Data provided:

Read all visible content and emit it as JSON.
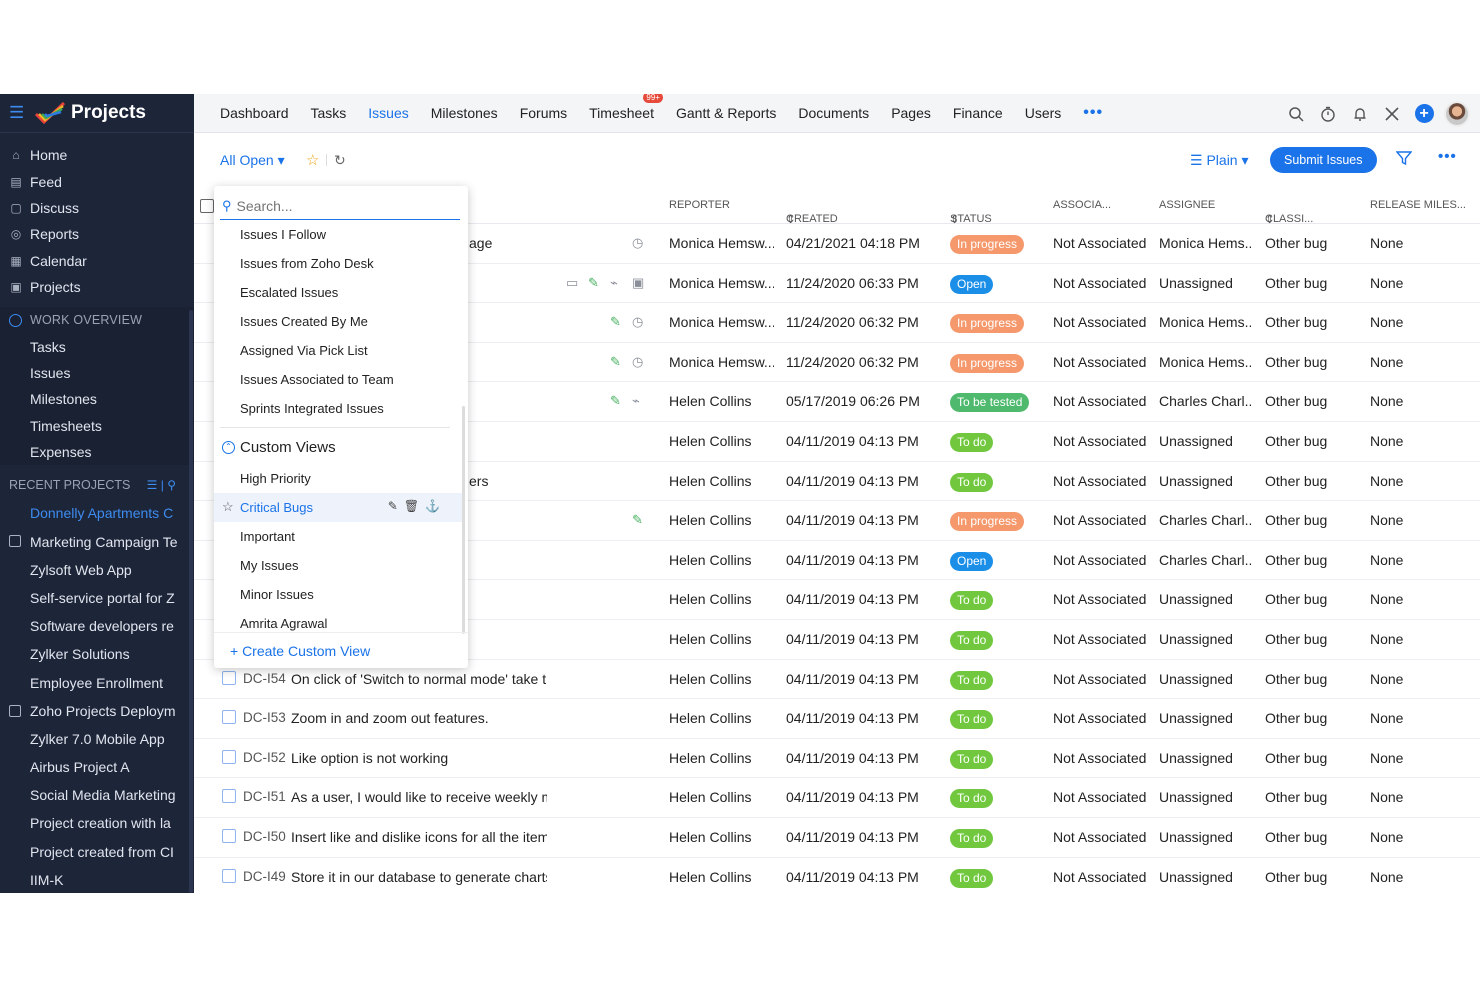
{
  "app": {
    "title": "Projects"
  },
  "sidebar": {
    "main_nav": [
      {
        "label": "Home",
        "icon": "home-icon"
      },
      {
        "label": "Feed",
        "icon": "feed-icon"
      },
      {
        "label": "Discuss",
        "icon": "discuss-icon"
      },
      {
        "label": "Reports",
        "icon": "reports-icon"
      },
      {
        "label": "Calendar",
        "icon": "calendar-icon"
      },
      {
        "label": "Projects",
        "icon": "projects-icon"
      }
    ],
    "work_overview_label": "WORK OVERVIEW",
    "work_overview_items": [
      "Tasks",
      "Issues",
      "Milestones",
      "Timesheets",
      "Expenses"
    ],
    "recent_projects_label": "RECENT PROJECTS",
    "recent_projects": [
      {
        "label": "Donnelly Apartments C",
        "active": true,
        "icon": false
      },
      {
        "label": "Marketing Campaign Te",
        "active": false,
        "icon": true
      },
      {
        "label": "Zylsoft Web App",
        "active": false,
        "icon": false
      },
      {
        "label": "Self-service portal for Z",
        "active": false,
        "icon": false
      },
      {
        "label": "Software developers re",
        "active": false,
        "icon": false
      },
      {
        "label": "Zylker Solutions",
        "active": false,
        "icon": false
      },
      {
        "label": "Employee Enrollment",
        "active": false,
        "icon": false
      },
      {
        "label": "Zoho Projects Deploym",
        "active": false,
        "icon": true
      },
      {
        "label": "Zylker 7.0 Mobile App",
        "active": false,
        "icon": false
      },
      {
        "label": "Airbus Project A",
        "active": false,
        "icon": false
      },
      {
        "label": "Social Media Marketing",
        "active": false,
        "icon": false
      },
      {
        "label": "Project creation with la",
        "active": false,
        "icon": false
      },
      {
        "label": "Project created from CI",
        "active": false,
        "icon": false
      },
      {
        "label": "IIM-K",
        "active": false,
        "icon": false
      }
    ]
  },
  "topbar": {
    "tabs": [
      "Dashboard",
      "Tasks",
      "Issues",
      "Milestones",
      "Forums",
      "Timesheet",
      "Gantt & Reports",
      "Documents",
      "Pages",
      "Finance",
      "Users"
    ],
    "active_tab": "Issues",
    "timesheet_badge": "99+",
    "more": "•••"
  },
  "toolbar": {
    "view_label": "All Open",
    "plain_label": "Plain",
    "submit_label": "Submit Issues",
    "more": "•••"
  },
  "table": {
    "headers": {
      "reporter": "REPORTER",
      "created": "CREATED",
      "status": "STATUS",
      "associated": "ASSOCIA...",
      "assignee": "ASSIGNEE",
      "classification": "CLASSI...",
      "release": "RELEASE MILES..."
    },
    "rows": [
      {
        "id": "",
        "title": "age",
        "reporter": "Monica Hemsw...",
        "created": "04/21/2021 04:18 PM",
        "status": "In progress",
        "associated": "Not Associated",
        "assignee": "Monica Hems...",
        "classification": "Other bug",
        "release": "None"
      },
      {
        "id": "",
        "title": "",
        "reporter": "Monica Hemsw...",
        "created": "11/24/2020 06:33 PM",
        "status": "Open",
        "associated": "Not Associated",
        "assignee": "Unassigned",
        "classification": "Other bug",
        "release": "None"
      },
      {
        "id": "",
        "title": "",
        "reporter": "Monica Hemsw...",
        "created": "11/24/2020 06:32 PM",
        "status": "In progress",
        "associated": "Not Associated",
        "assignee": "Monica Hems...",
        "classification": "Other bug",
        "release": "None"
      },
      {
        "id": "",
        "title": "",
        "reporter": "Monica Hemsw...",
        "created": "11/24/2020 06:32 PM",
        "status": "In progress",
        "associated": "Not Associated",
        "assignee": "Monica Hems...",
        "classification": "Other bug",
        "release": "None"
      },
      {
        "id": "",
        "title": "",
        "reporter": "Helen Collins",
        "created": "05/17/2019 06:26 PM",
        "status": "To be tested",
        "associated": "Not Associated",
        "assignee": "Charles Charl...",
        "classification": "Other bug",
        "release": "None"
      },
      {
        "id": "",
        "title": "",
        "reporter": "Helen Collins",
        "created": "04/11/2019 04:13 PM",
        "status": "To do",
        "associated": "Not Associated",
        "assignee": "Unassigned",
        "classification": "Other bug",
        "release": "None"
      },
      {
        "id": "",
        "title": "ers",
        "reporter": "Helen Collins",
        "created": "04/11/2019 04:13 PM",
        "status": "To do",
        "associated": "Not Associated",
        "assignee": "Unassigned",
        "classification": "Other bug",
        "release": "None"
      },
      {
        "id": "",
        "title": "",
        "reporter": "Helen Collins",
        "created": "04/11/2019 04:13 PM",
        "status": "In progress",
        "associated": "Not Associated",
        "assignee": "Charles Charl...",
        "classification": "Other bug",
        "release": "None"
      },
      {
        "id": "",
        "title": "",
        "reporter": "Helen Collins",
        "created": "04/11/2019 04:13 PM",
        "status": "Open",
        "associated": "Not Associated",
        "assignee": "Charles Charl...",
        "classification": "Other bug",
        "release": "None"
      },
      {
        "id": "",
        "title": "",
        "reporter": "Helen Collins",
        "created": "04/11/2019 04:13 PM",
        "status": "To do",
        "associated": "Not Associated",
        "assignee": "Unassigned",
        "classification": "Other bug",
        "release": "None"
      },
      {
        "id": "",
        "title": "",
        "reporter": "Helen Collins",
        "created": "04/11/2019 04:13 PM",
        "status": "To do",
        "associated": "Not Associated",
        "assignee": "Unassigned",
        "classification": "Other bug",
        "release": "None"
      },
      {
        "id": "DC-I54",
        "title": "On click of 'Switch to normal mode' take the",
        "reporter": "Helen Collins",
        "created": "04/11/2019 04:13 PM",
        "status": "To do",
        "associated": "Not Associated",
        "assignee": "Unassigned",
        "classification": "Other bug",
        "release": "None"
      },
      {
        "id": "DC-I53",
        "title": "Zoom in and zoom out features.",
        "reporter": "Helen Collins",
        "created": "04/11/2019 04:13 PM",
        "status": "To do",
        "associated": "Not Associated",
        "assignee": "Unassigned",
        "classification": "Other bug",
        "release": "None"
      },
      {
        "id": "DC-I52",
        "title": "Like option is not working",
        "reporter": "Helen Collins",
        "created": "04/11/2019 04:13 PM",
        "status": "To do",
        "associated": "Not Associated",
        "assignee": "Unassigned",
        "classification": "Other bug",
        "release": "None"
      },
      {
        "id": "DC-I51",
        "title": "As a user, I would like to receive weekly mail",
        "reporter": "Helen Collins",
        "created": "04/11/2019 04:13 PM",
        "status": "To do",
        "associated": "Not Associated",
        "assignee": "Unassigned",
        "classification": "Other bug",
        "release": "None"
      },
      {
        "id": "DC-I50",
        "title": "Insert like and dislike icons for all the items.",
        "reporter": "Helen Collins",
        "created": "04/11/2019 04:13 PM",
        "status": "To do",
        "associated": "Not Associated",
        "assignee": "Unassigned",
        "classification": "Other bug",
        "release": "None"
      },
      {
        "id": "DC-I49",
        "title": "Store it in our database to generate charts or",
        "reporter": "Helen Collins",
        "created": "04/11/2019 04:13 PM",
        "status": "To do",
        "associated": "Not Associated",
        "assignee": "Unassigned",
        "classification": "Other bug",
        "release": "None"
      }
    ]
  },
  "dropdown": {
    "search_placeholder": "Search...",
    "items": [
      "Issues I Follow",
      "Issues from Zoho Desk",
      "Escalated Issues",
      "Issues Created By Me",
      "Assigned Via Pick List",
      "Issues Associated to Team",
      "Sprints Integrated Issues"
    ],
    "custom_views_label": "Custom Views",
    "custom_views": [
      "High Priority",
      "Critical Bugs",
      "Important",
      "My Issues",
      "Minor Issues",
      "Amrita Agrawal"
    ],
    "selected": "Critical Bugs",
    "create_label": "+ Create Custom View"
  },
  "colors": {
    "sidebar_bg": "#1d2539",
    "accent": "#1a73e8",
    "in_progress": "#f5986c",
    "open": "#1b8fe8",
    "to_be_tested": "#4fb96e",
    "to_do": "#71c83f"
  }
}
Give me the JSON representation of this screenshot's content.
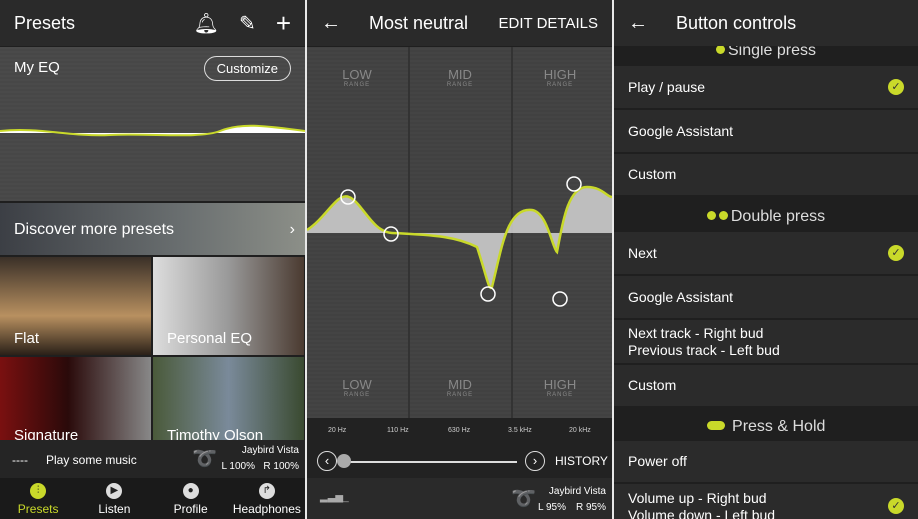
{
  "presets": {
    "title": "Presets",
    "icons": [
      "bell-icon",
      "pencil-icon",
      "plus-icon"
    ],
    "my_eq": "My EQ",
    "customize": "Customize",
    "discover": "Discover more presets",
    "tiles": [
      "Flat",
      "Personal EQ",
      "Signature",
      "Timothy Olson"
    ],
    "player": {
      "dashes": "----",
      "text": "Play some music",
      "device": "Jaybird Vista",
      "left": "L 100%",
      "right": "R 100%"
    },
    "nav": [
      {
        "label": "Presets",
        "active": true
      },
      {
        "label": "Listen"
      },
      {
        "label": "Profile"
      },
      {
        "label": "Headphones"
      }
    ]
  },
  "eq": {
    "title": "Most neutral",
    "edit": "EDIT DETAILS",
    "bands": [
      {
        "name": "LOW",
        "sub": "RANGE"
      },
      {
        "name": "MID",
        "sub": "RANGE"
      },
      {
        "name": "HIGH",
        "sub": "RANGE"
      }
    ],
    "freqs": [
      "20 Hz",
      "110 Hz",
      "630 Hz",
      "3.5 kHz",
      "20 kHz"
    ],
    "history": "HISTORY",
    "device": "Jaybird Vista",
    "left": "L 95%",
    "right": "R 95%"
  },
  "buttons": {
    "title": "Button controls",
    "sections": [
      {
        "title": "Single press",
        "items": [
          {
            "label": "Play / pause",
            "checked": true
          },
          {
            "label": "Google Assistant"
          },
          {
            "label": "Custom"
          }
        ]
      },
      {
        "title": "Double press",
        "items": [
          {
            "label": "Next",
            "checked": true
          },
          {
            "label": "Google Assistant"
          },
          {
            "label": "Next track - Right bud",
            "label2": "Previous track - Left bud"
          },
          {
            "label": "Custom"
          }
        ]
      },
      {
        "title": "Press & Hold",
        "items": [
          {
            "label": "Power off"
          },
          {
            "label": "Volume up - Right bud",
            "label2": "Volume down - Left bud",
            "checked": true
          }
        ]
      }
    ]
  },
  "accent": "#c9d92a"
}
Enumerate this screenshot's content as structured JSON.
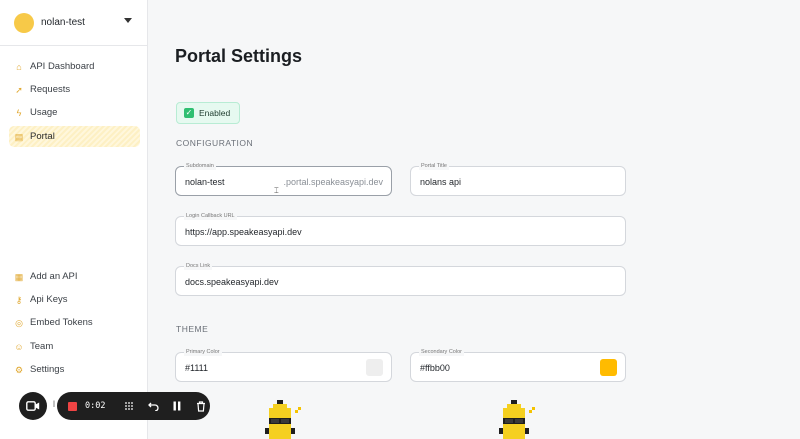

Task brief:
Within the listing above, copy each line that has the string "Vista".

Result of the exercise:
      "device": "Jaybird Vista",
    "device": "Jaybird Vista",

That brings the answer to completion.